■ **WRITTEN TASK**
Return all the entries exactly, keeping pictures out.

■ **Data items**

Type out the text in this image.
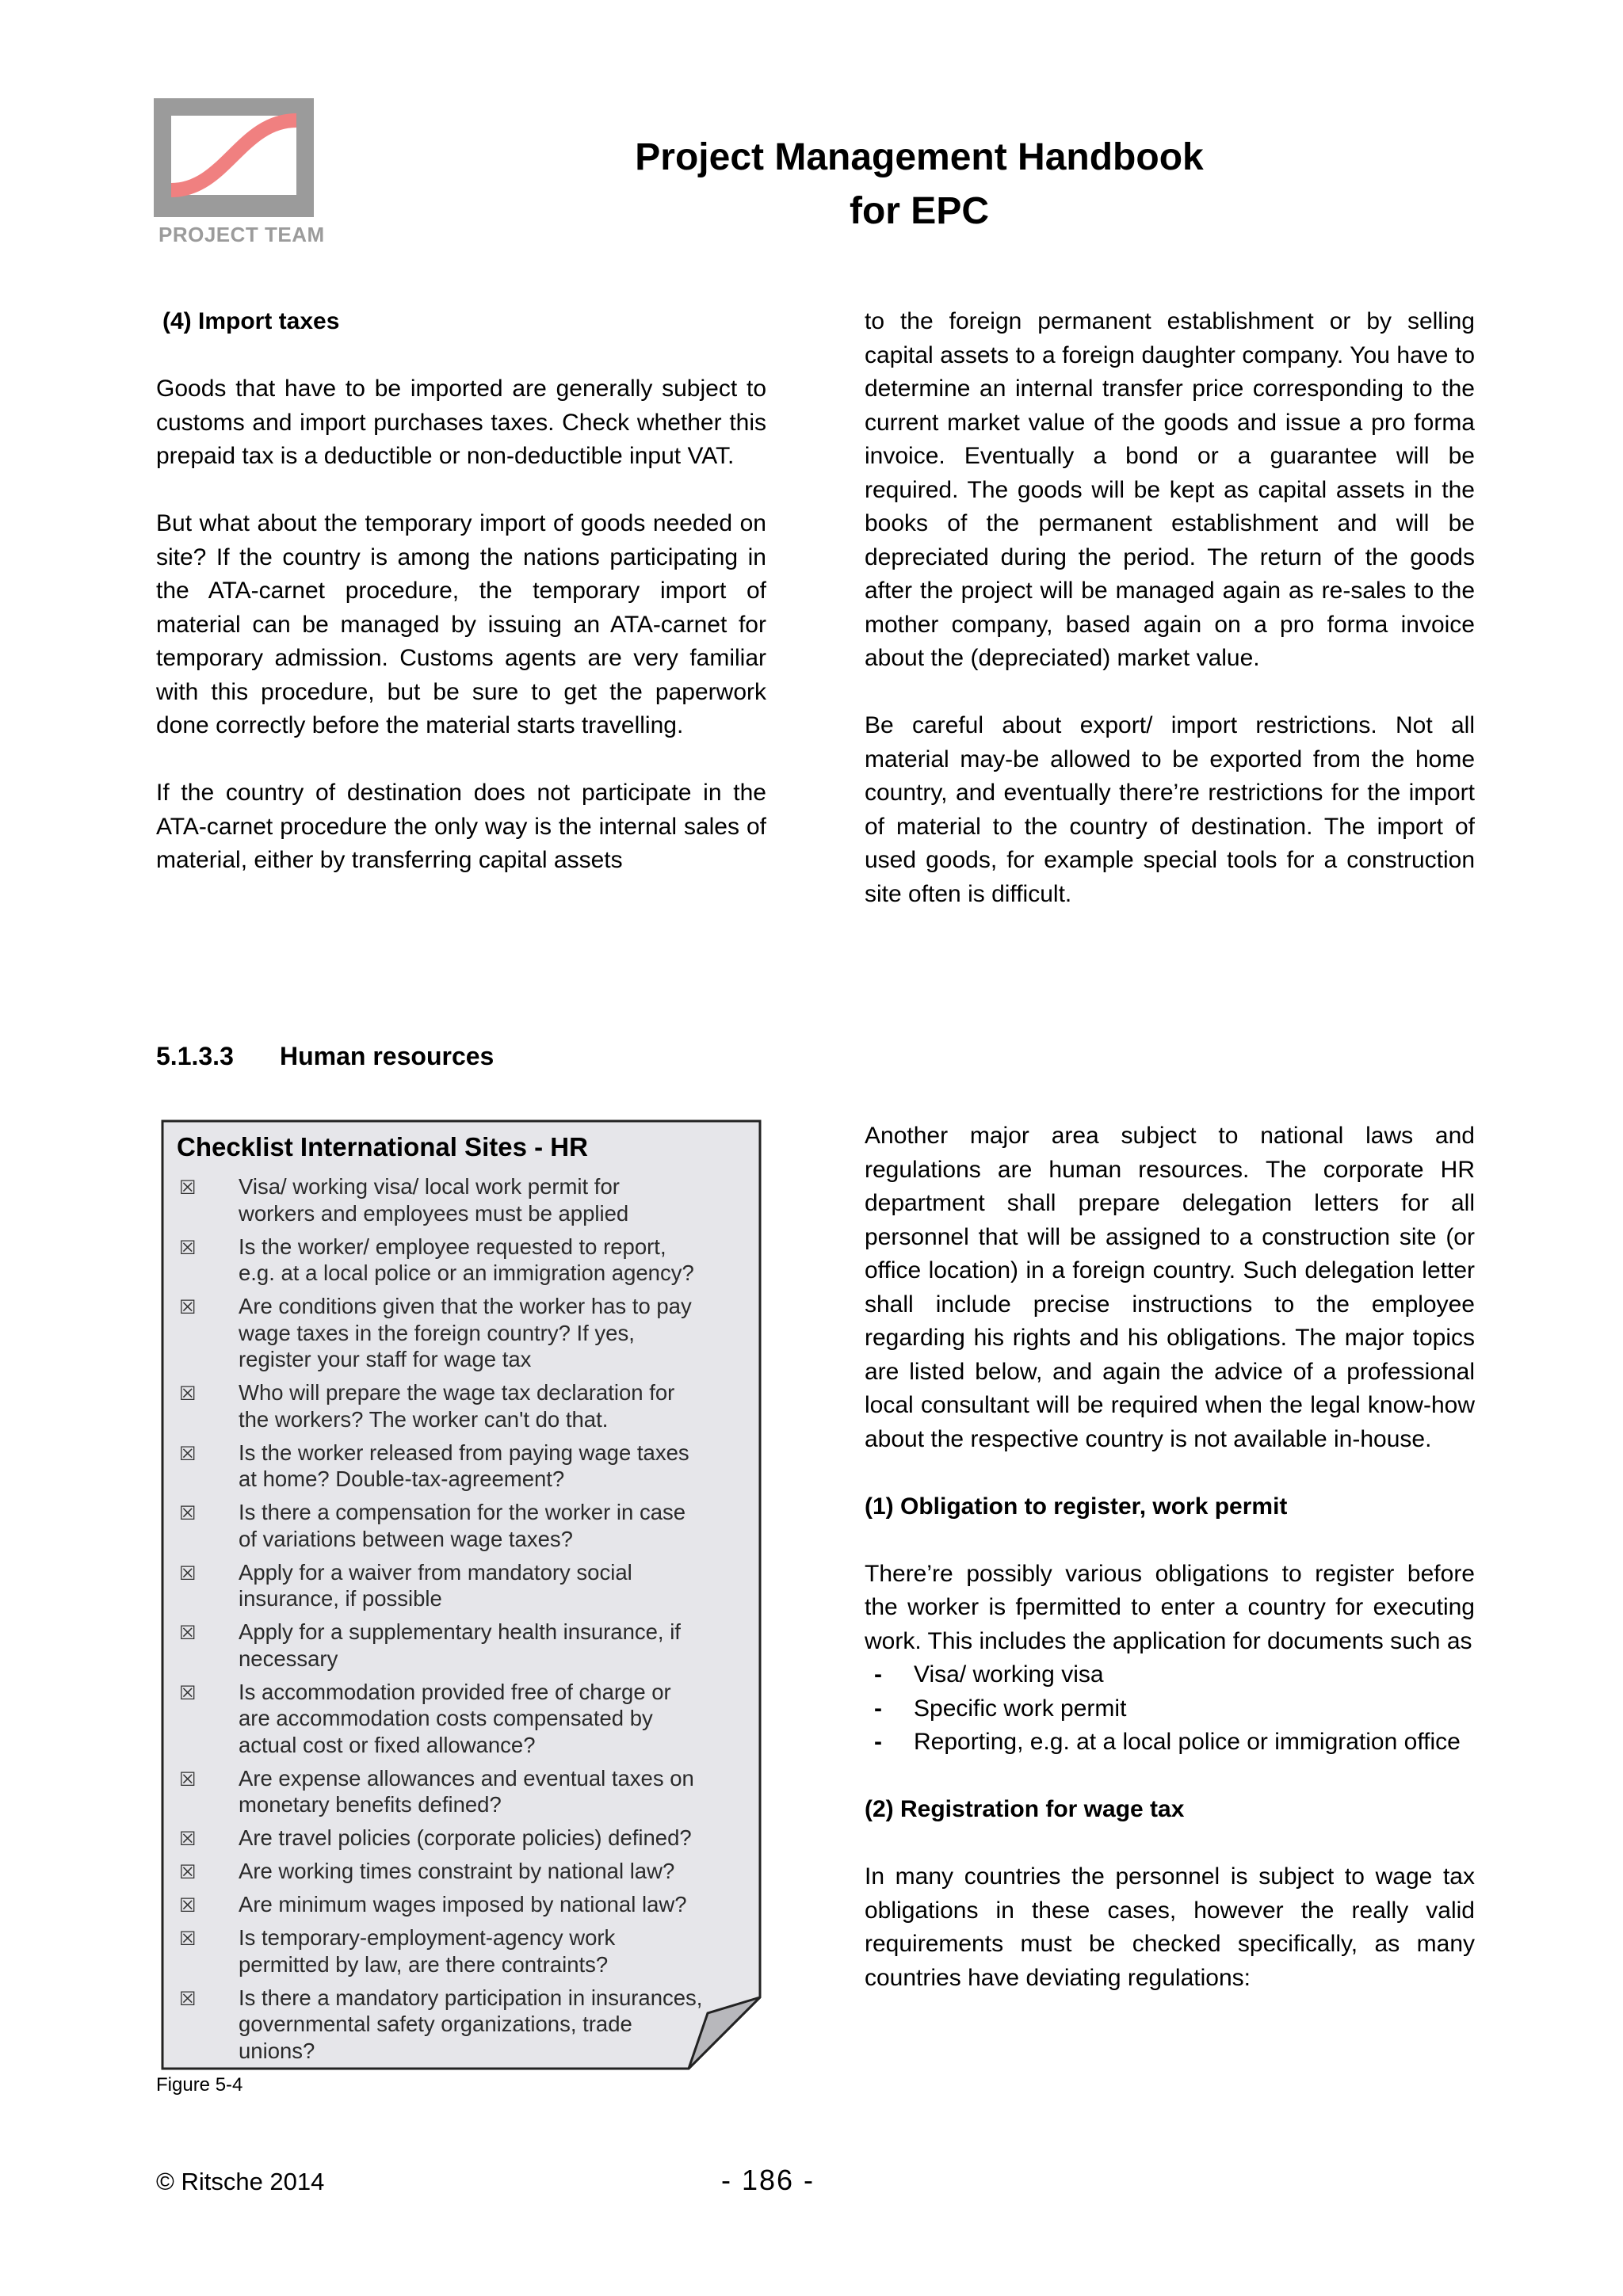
PROJECT TEAM
Project Management Handbook
for EPC

(4) Import taxes

Goods that have to be imported are generally subject to customs and import purchases taxes. Check whether this prepaid tax is a deductible or non-deductible input VAT.

But what about the temporary import of goods needed on site? If the country is among the nations participating in the ATA-carnet procedure, the temporary import of material can be managed by issuing an ATA-carnet for temporary admission. Customs agents are very familiar with this procedure, but be sure to get the paperwork done correctly before the material starts travelling.

If the country of destination does not participate in the ATA-carnet procedure the only way is the internal sales of material, either by transferring capital assets

to the foreign permanent establishment or by selling capital assets to a foreign daughter company. You have to determine an internal transfer price corresponding to the current market value of the goods and issue a pro forma invoice. Eventually a bond or a guarantee will be required. The goods will be kept as capital assets in the books of the permanent establishment and will be depreciated during the period. The return of the goods after the project will be managed again as re-sales to the mother company, based again on a pro forma invoice about the (depreciated) market value.

Be careful about export/ import restrictions. Not all material may-be allowed to be exported from the home country, and eventually there’re restrictions for the import of material to the country of destination. The import of used goods, for example special tools for a construction site often is difficult.

5.1.3.3 Human resources
Checklist International Sites - HR
☒ Visa/ working visa/ local work permit for
workers and employees must be applied
☒ Is the worker/ employee requested to report,
e.g. at a local police or an immigration agency?
☒ Are conditions given that the worker has to pay
wage taxes in the foreign country? If yes,
register your staff for wage tax
☒ Who will prepare the wage tax declaration for
the workers? The worker can't do that.
☒ Is the worker released from paying wage taxes
at home? Double-tax-agreement?
☒ Is there a compensation for the worker in case
of variations between wage taxes?
☒ Apply for a waiver from mandatory social
insurance, if possible
☒ Apply for a supplementary health insurance, if
necessary
☒ Is accommodation provided free of charge or
are accommodation costs compensated by
actual cost or fixed allowance?
☒ Are expense allowances and eventual taxes on
monetary benefits defined?
☒ Are travel policies (corporate policies) defined?
☒ Are working times constraint by national law?
☒ Are minimum wages imposed by national law?
☒ Is temporary-employment-agency work
permitted by law, are there contraints?
☒ Is there a mandatory participation in insurances,
governmental safety organizations, trade
unions?
Figure 5-4

Another major area subject to national laws and regulations are human resources. The corporate HR department shall prepare delegation letters for all personnel that will be assigned to a construction site (or office location) in a foreign country. Such delegation letter shall include precise instructions to the employee regarding his rights and his obligations. The major topics are listed below, and again the advice of a professional local consultant will be required when the legal know-how about the respective country is not available in-house.

(1) Obligation to register, work permit

There’re possibly various obligations to register before the worker is fpermitted to enter a country for executing work. This includes the application for documents such as

- Visa/ working visa
- Specific work permit
- Reporting, e.g. at a local police or immigration office

(2) Registration for wage tax

In many countries the personnel is subject to wage tax obligations in these cases, however the really valid requirements must be checked specifically, as many countries have deviating regulations:

© Ritsche 2014	- 186 -
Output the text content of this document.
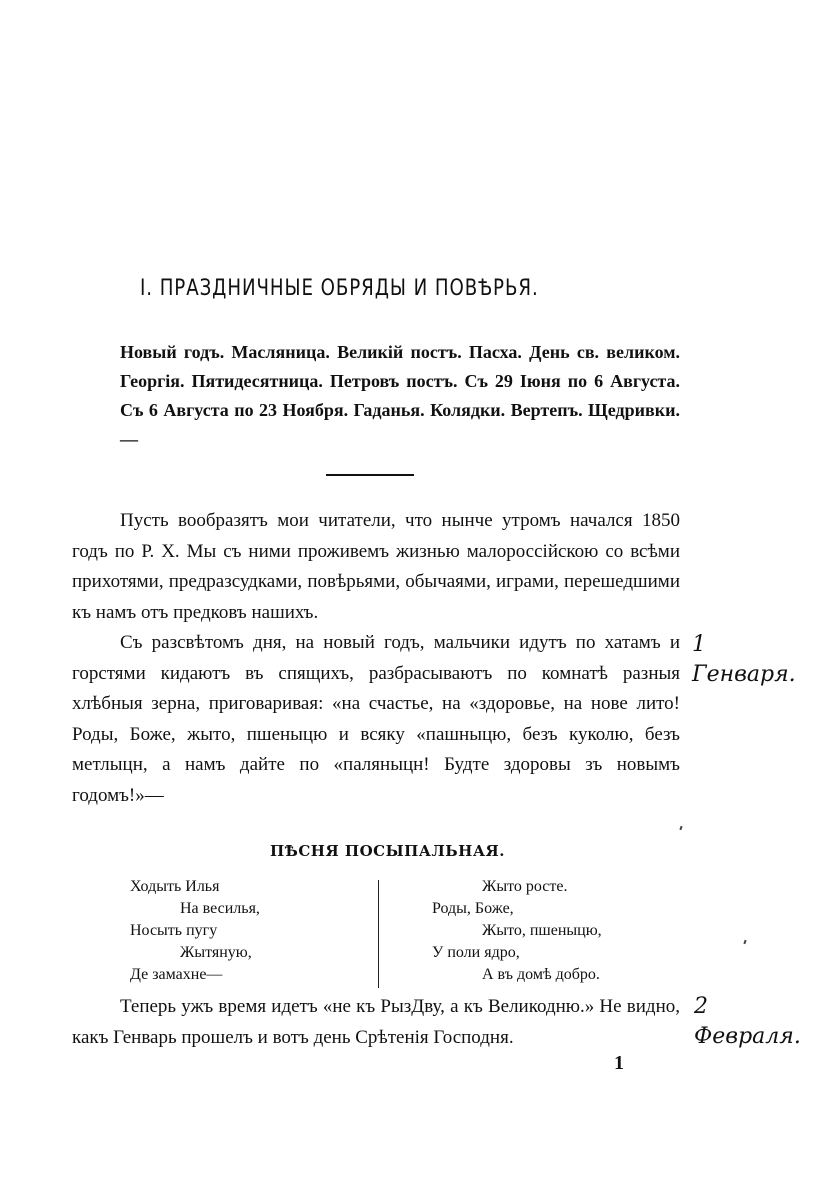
I. ПРАЗДНИЧНЫЕ ОБРЯДЫ И ПОВѢРЬЯ.
Новый годъ. Масляница. Великій постъ. Пасха. День св. великом. Георгія. Пятидесятница. Петровъ постъ. Съ 29 Іюня по 6 Августа. Съ 6 Августа по 23 Ноября. Гаданья. Колядки. Вертепъ. Щедривки.—

Пусть вообразятъ мои читатели, что нынче утромъ начался 1850 годъ по Р. Х. Мы съ ними проживемъ жизнью малороссійскою со всѣми прихотями, предразсудками, повѣрьями, обычаями, играми, перешедшими къ намъ отъ предковъ нашихъ.

Съ разсвѣтомъ дня, на новый годъ, мальчики идутъ по хатамъ и горстями кидаютъ въ спящихъ, разбрасываютъ по комнатѣ разныя хлѣбныя зерна, приговаривая: «на счастье, на «здоровье, на нове лито! Роды, Боже, жыто, пшеныцю и всяку «пашныцю, безъ куколю, безъ метлыцн, а намъ дайте по «паляныцн! Будте здоровы зъ новымъ годомъ!»—

1 Генваря.
ПѢСНЯ ПОСЫПАЛЬНАЯ.
Ходыть Илья
На весилья,
Носыть пугу
Жытяную,
Де замахне—
Жыто росте.
Роды, Боже,
Жыто, пшеныцю,
У поли ядро,
А въ домѣ добро.

Теперь ужъ время идетъ «не къ РызДву, а къ Великодню.» Не видно, какъ Генварь прошелъ и вотъ день Срѣтенія Господня.

2 Февраля.
1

■ **WORKED ANSWER**
Type out the text in this image.
PROJECT TEAM
Project Management Handbook
for EPC

(4) Import taxes

Goods that have to be imported are generally subject to customs and import purchases taxes. Check whether this prepaid tax is a deductible or non-deductible input VAT.

But what about the temporary import of goods needed on site? If the country is among the nations participating in the ATA-carnet procedure, the temporary import of material can be managed by issuing an ATA-carnet for temporary admission. Customs agents are very familiar with this procedure, but be sure to get the paperwork done correctly before the material starts travelling.

If the country of destination does not participate in the ATA-carnet procedure the only way is the internal sales of material, either by transferring capital assets

to the foreign permanent establishment or by selling capital assets to a foreign daughter company. You have to determine an internal transfer price corresponding to the current market value of the goods and issue a pro forma invoice. Eventually a bond or a guarantee will be required. The goods will be kept as capital assets in the books of the permanent establishment and will be depreciated during the period. The return of the goods after the project will be managed again as re-sales to the mother company, based again on a pro forma invoice about the (depreciated) market value.

Be careful about export/ import restrictions. Not all material may-be allowed to be exported from the home country, and eventually there’re restrictions for the import of material to the country of destination. The import of used goods, for example special tools for a construction site often is difficult.

5.1.3.3 Human resources
Checklist International Sites - HR
☒ Visa/ working visa/ local work permit for
workers and employees must be applied
☒ Is the worker/ employee requested to report,
e.g. at a local police or an immigration agency?
☒ Are conditions given that the worker has to pay
wage taxes in the foreign country? If yes,
register your staff for wage tax
☒ Who will prepare the wage tax declaration for
the workers? The worker can't do that.
☒ Is the worker released from paying wage taxes
at home? Double-tax-agreement?
☒ Is there a compensation for the worker in case
of variations between wage taxes?
☒ Apply for a waiver from mandatory social
insurance, if possible
☒ Apply for a supplementary health insurance, if
necessary
☒ Is accommodation provided free of charge or
are accommodation costs compensated by
actual cost or fixed allowance?
☒ Are expense allowances and eventual taxes on
monetary benefits defined?
☒ Are travel policies (corporate policies) defined?
☒ Are working times constraint by national law?
☒ Are minimum wages imposed by national law?
☒ Is temporary-employment-agency work
permitted by law, are there contraints?
☒ Is there a mandatory participation in insurances,
governmental safety organizations, trade
unions?
Figure 5-4

Another major area subject to national laws and regulations are human resources. The corporate HR department shall prepare delegation letters for all personnel that will be assigned to a construction site (or office location) in a foreign country. Such delegation letter shall include precise instructions to the employee regarding his rights and his obligations. The major topics are listed below, and again the advice of a professional local consultant will be required when the legal know-how about the respective country is not available in-house.

(1) Obligation to register, work permit

There’re possibly various obligations to register before the worker is fpermitted to enter a country for executing work. This includes the application for documents such as

- Visa/ working visa
- Specific work permit
- Reporting, e.g. at a local police or immigration office

(2) Registration for wage tax

In many countries the personnel is subject to wage tax obligations in these cases, however the really valid requirements must be checked specifically, as many countries have deviating regulations:

© Ritsche 2014	- 186 -
Output the text content of this document.
I. ПРАЗДНИЧНЫЕ ОБРЯДЫ И ПОВѢРЬЯ.
Новый годъ. Масляница. Великій постъ. Пасха. День св. великом. Георгія. Пятидесятница. Петровъ постъ. Съ 29 Іюня по 6 Августа. Съ 6 Августа по 23 Ноября. Гаданья. Колядки. Вертепъ. Щедривки.—

Пусть вообразятъ мои читатели, что нынче утромъ начался 1850 годъ по Р. Х. Мы съ ними проживемъ жизнью малороссійскою со всѣми прихотями, предразсудками, повѣрьями, обычаями, играми, перешедшими къ намъ отъ предковъ нашихъ.

Съ разсвѣтомъ дня, на новый годъ, мальчики идутъ по хатамъ и горстями кидаютъ въ спящихъ, разбрасываютъ по комнатѣ разныя хлѣбныя зерна, приговаривая: «на счастье, на «здоровье, на нове лито! Роды, Боже, жыто, пшеныцю и всяку «пашныцю, безъ куколю, безъ метлыцн, а намъ дайте по «паляныцн! Будте здоровы зъ новымъ годомъ!»—

1 Генваря.
ПѢСНЯ ПОСЫПАЛЬНАЯ.
Ходыть Илья
На весилья,
Носыть пугу
Жытяную,
Де замахне—
Жыто росте.
Роды, Боже,
Жыто, пшеныцю,
У поли ядро,
А въ домѣ добро.

Теперь ужъ время идетъ «не къ РызДву, а къ Великодню.» Не видно, какъ Генварь прошелъ и вотъ день Срѣтенія Господня.

2 Февраля.
1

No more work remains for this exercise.